Assigned task - Copy the data exactly; pictures stay out of the copy.

Records for processing -
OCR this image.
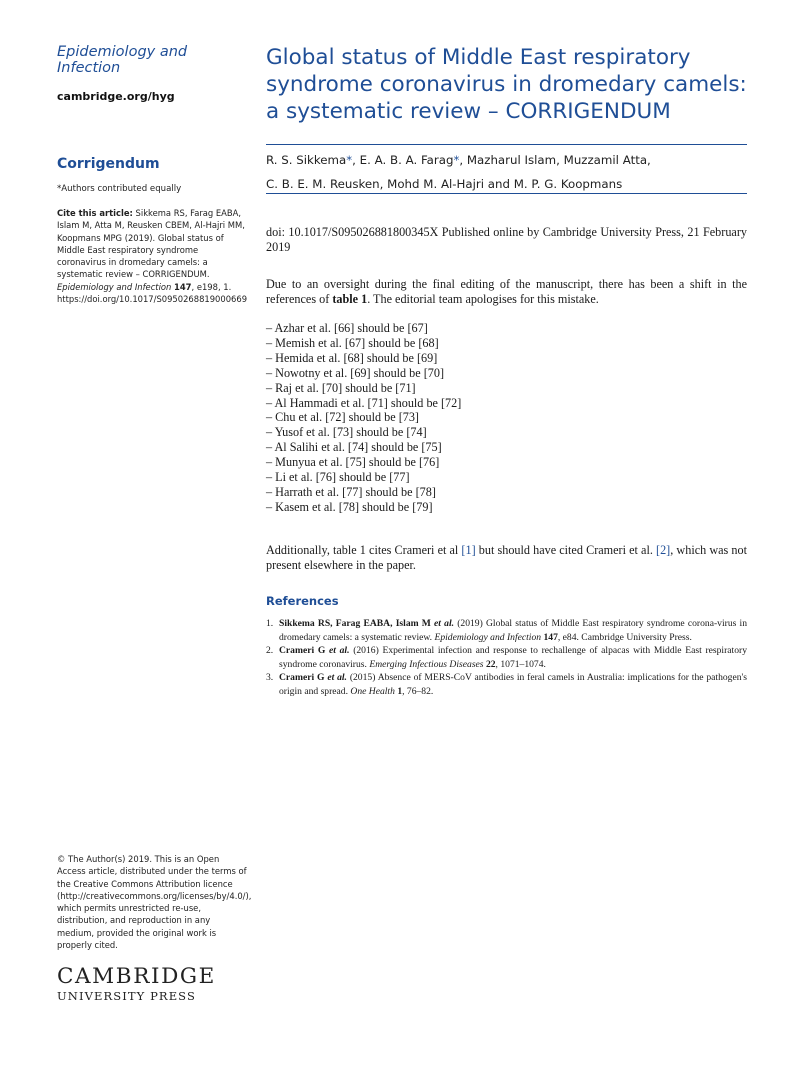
Epidemiology and Infection
cambridge.org/hyg
Corrigendum
*Authors contributed equally
Cite this article: Sikkema RS, Farag EABA, Islam M, Atta M, Reusken CBEM, Al-Hajri MM, Koopmans MPG (2019). Global status of Middle East respiratory syndrome coronavirus in dromedary camels: a systematic review – CORRIGENDUM. Epidemiology and Infection 147, e198, 1. https://doi.org/10.1017/S0950268819000669
© The Author(s) 2019. This is an Open Access article, distributed under the terms of the Creative Commons Attribution licence (http://creativecommons.org/licenses/by/4.0/), which permits unrestricted re-use, distribution, and reproduction in any medium, provided the original work is properly cited.
CAMBRIDGE
UNIVERSITY PRESS
Global status of Middle East respiratory
syndrome coronavirus in dromedary camels:
a systematic review – CORRIGENDUM
R. S. Sikkema*, E. A. B. A. Farag*, Mazharul Islam, Muzzamil Atta,
C. B. E. M. Reusken, Mohd M. Al-Hajri and M. P. G. Koopmans
doi: 10.1017/S095026881800345X Published online by Cambridge University Press, 21 February 2019
Due to an oversight during the final editing of the manuscript, there has been a shift in the references of table 1. The editorial team apologises for this mistake.
– Azhar et al. [66] should be [67]
– Memish et al. [67] should be [68]
– Hemida et al. [68] should be [69]
– Nowotny et al. [69] should be [70]
– Raj et al. [70] should be [71]
– Al Hammadi et al. [71] should be [72]
– Chu et al. [72] should be [73]
– Yusof et al. [73] should be [74]
– Al Salihi et al. [74] should be [75]
– Munyua et al. [75] should be [76]
– Li et al. [76] should be [77]
– Harrath et al. [77] should be [78]
– Kasem et al. [78] should be [79]
Additionally, table 1 cites Crameri et al [1] but should have cited Crameri et al. [2], which was not present elsewhere in the paper.
References
1. Sikkema RS, Farag EABA, Islam M et al. (2019) Global status of Middle East respiratory syndrome corona-virus in dromedary camels: a systematic review. Epidemiology and Infection 147, e84. Cambridge University Press.
2. Crameri G et al. (2016) Experimental infection and response to rechallenge of alpacas with Middle East respiratory syndrome coronavirus. Emerging Infectious Diseases 22, 1071–1074.
3. Crameri G et al. (2015) Absence of MERS-CoV antibodies in feral camels in Australia: implications for the pathogen's origin and spread. One Health 1, 76–82.
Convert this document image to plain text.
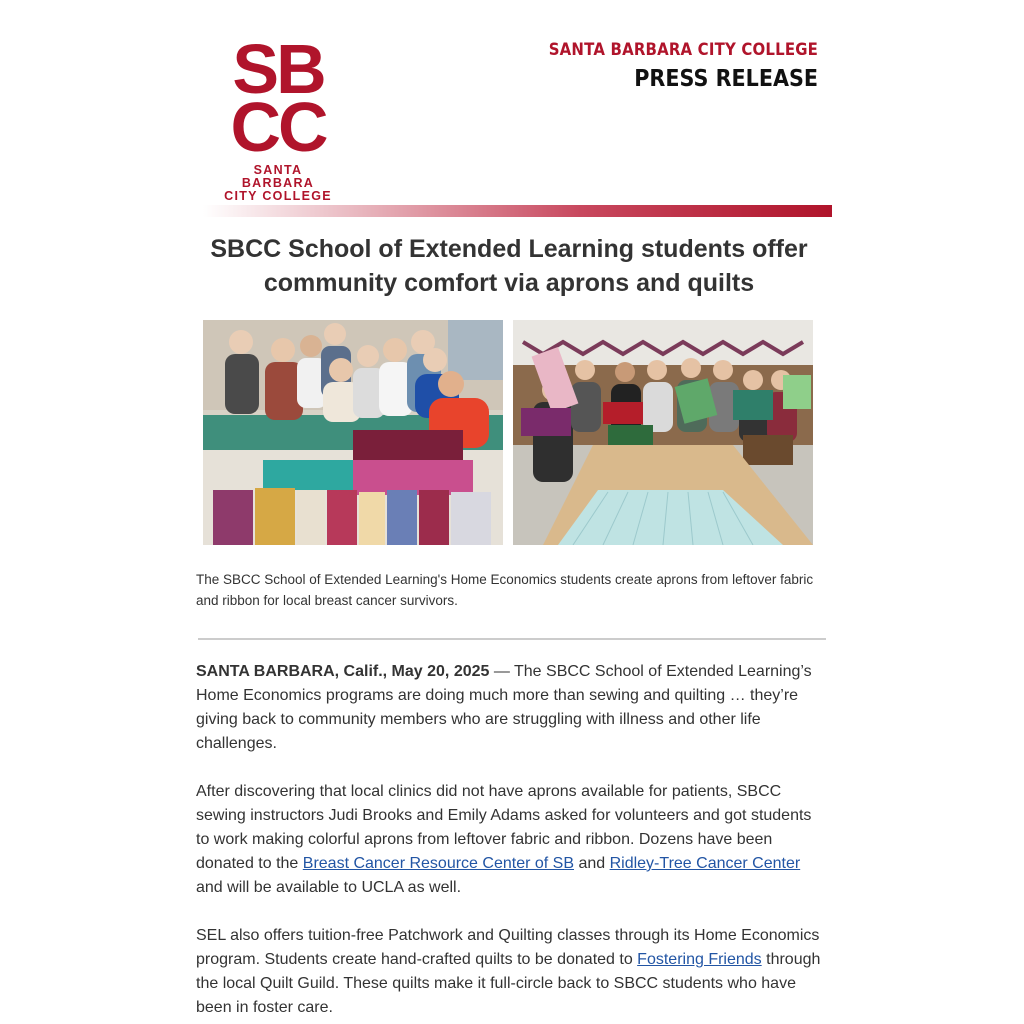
SB
CC
SANTA BARBARA
CITY COLLEGE
SANTA BARBARA CITY COLLEGE
PRESS RELEASE
SBCC School of Extended Learning students offer community comfort via aprons and quilts
The SBCC School of Extended Learning's Home Economics students create aprons from leftover fabric and ribbon for local breast cancer survivors.

SANTA BARBARA, Calif., May 20, 2025 — The SBCC School of Extended Learning’s Home Economics programs are doing much more than sewing and quilting … they’re giving back to community members who are struggling with illness and other life challenges.

After discovering that local clinics did not have aprons available for patients, SBCC sewing instructors Judi Brooks and Emily Adams asked for volunteers and got students to work making colorful aprons from leftover fabric and ribbon. Dozens have been donated to the Breast Cancer Resource Center of SB and Ridley-Tree Cancer Center and will be available to UCLA as well.

SEL also offers tuition-free Patchwork and Quilting classes through its Home Economics program. Students create hand-crafted quilts to be donated to Fostering Friends through the local Quilt Guild. These quilts make it full-circle back to SBCC students who have been in foster care.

Answer area -
OCR this image.
Epidemiology and Infection
cambridge.org/hyg
Corrigendum
*Authors contributed equally
Cite this article: Sikkema RS, Farag EABA, Islam M, Atta M, Reusken CBEM, Al-Hajri MM, Koopmans MPG (2019). Global status of Middle East respiratory syndrome coronavirus in dromedary camels: a systematic review – CORRIGENDUM. Epidemiology and Infection 147, e198, 1. https://doi.org/10.1017/S0950268819000669
© The Author(s) 2019. This is an Open Access article, distributed under the terms of the Creative Commons Attribution licence (http://creativecommons.org/licenses/by/4.0/), which permits unrestricted re-use, distribution, and reproduction in any medium, provided the original work is properly cited.
CAMBRIDGE
UNIVERSITY PRESS
Global status of Middle East respiratory
syndrome coronavirus in dromedary camels:
a systematic review – CORRIGENDUM
R. S. Sikkema*, E. A. B. A. Farag*, Mazharul Islam, Muzzamil Atta,
C. B. E. M. Reusken, Mohd M. Al-Hajri and M. P. G. Koopmans
doi: 10.1017/S095026881800345X Published online by Cambridge University Press, 21 February 2019
Due to an oversight during the final editing of the manuscript, there has been a shift in the references of table 1. The editorial team apologises for this mistake.
– Azhar et al. [66] should be [67]
– Memish et al. [67] should be [68]
– Hemida et al. [68] should be [69]
– Nowotny et al. [69] should be [70]
– Raj et al. [70] should be [71]
– Al Hammadi et al. [71] should be [72]
– Chu et al. [72] should be [73]
– Yusof et al. [73] should be [74]
– Al Salihi et al. [74] should be [75]
– Munyua et al. [75] should be [76]
– Li et al. [76] should be [77]
– Harrath et al. [77] should be [78]
– Kasem et al. [78] should be [79]
Additionally, table 1 cites Crameri et al [1] but should have cited Crameri et al. [2], which was not present elsewhere in the paper.
References
1. Sikkema RS, Farag EABA, Islam M et al. (2019) Global status of Middle East respiratory syndrome corona-virus in dromedary camels: a systematic review. Epidemiology and Infection 147, e84. Cambridge University Press.
2. Crameri G et al. (2016) Experimental infection and response to rechallenge of alpacas with Middle East respiratory syndrome coronavirus. Emerging Infectious Diseases 22, 1071–1074.
3. Crameri G et al. (2015) Absence of MERS-CoV antibodies in feral camels in Australia: implications for the pathogen's origin and spread. One Health 1, 76–82.
Convert this document image to plain text.
SB
CC
SANTA BARBARA
CITY COLLEGE
SANTA BARBARA CITY COLLEGE
PRESS RELEASE
SBCC School of Extended Learning students offer community comfort via aprons and quilts
The SBCC School of Extended Learning's Home Economics students create aprons from leftover fabric and ribbon for local breast cancer survivors.

SANTA BARBARA, Calif., May 20, 2025 — The SBCC School of Extended Learning’s Home Economics programs are doing much more than sewing and quilting … they’re giving back to community members who are struggling with illness and other life challenges.

After discovering that local clinics did not have aprons available for patients, SBCC sewing instructors Judi Brooks and Emily Adams asked for volunteers and got students to work making colorful aprons from leftover fabric and ribbon. Dozens have been donated to the Breast Cancer Resource Center of SB and Ridley-Tree Cancer Center and will be available to UCLA as well.

SEL also offers tuition-free Patchwork and Quilting classes through its Home Economics program. Students create hand-crafted quilts to be donated to Fostering Friends through the local Quilt Guild. These quilts make it full-circle back to SBCC students who have been in foster care.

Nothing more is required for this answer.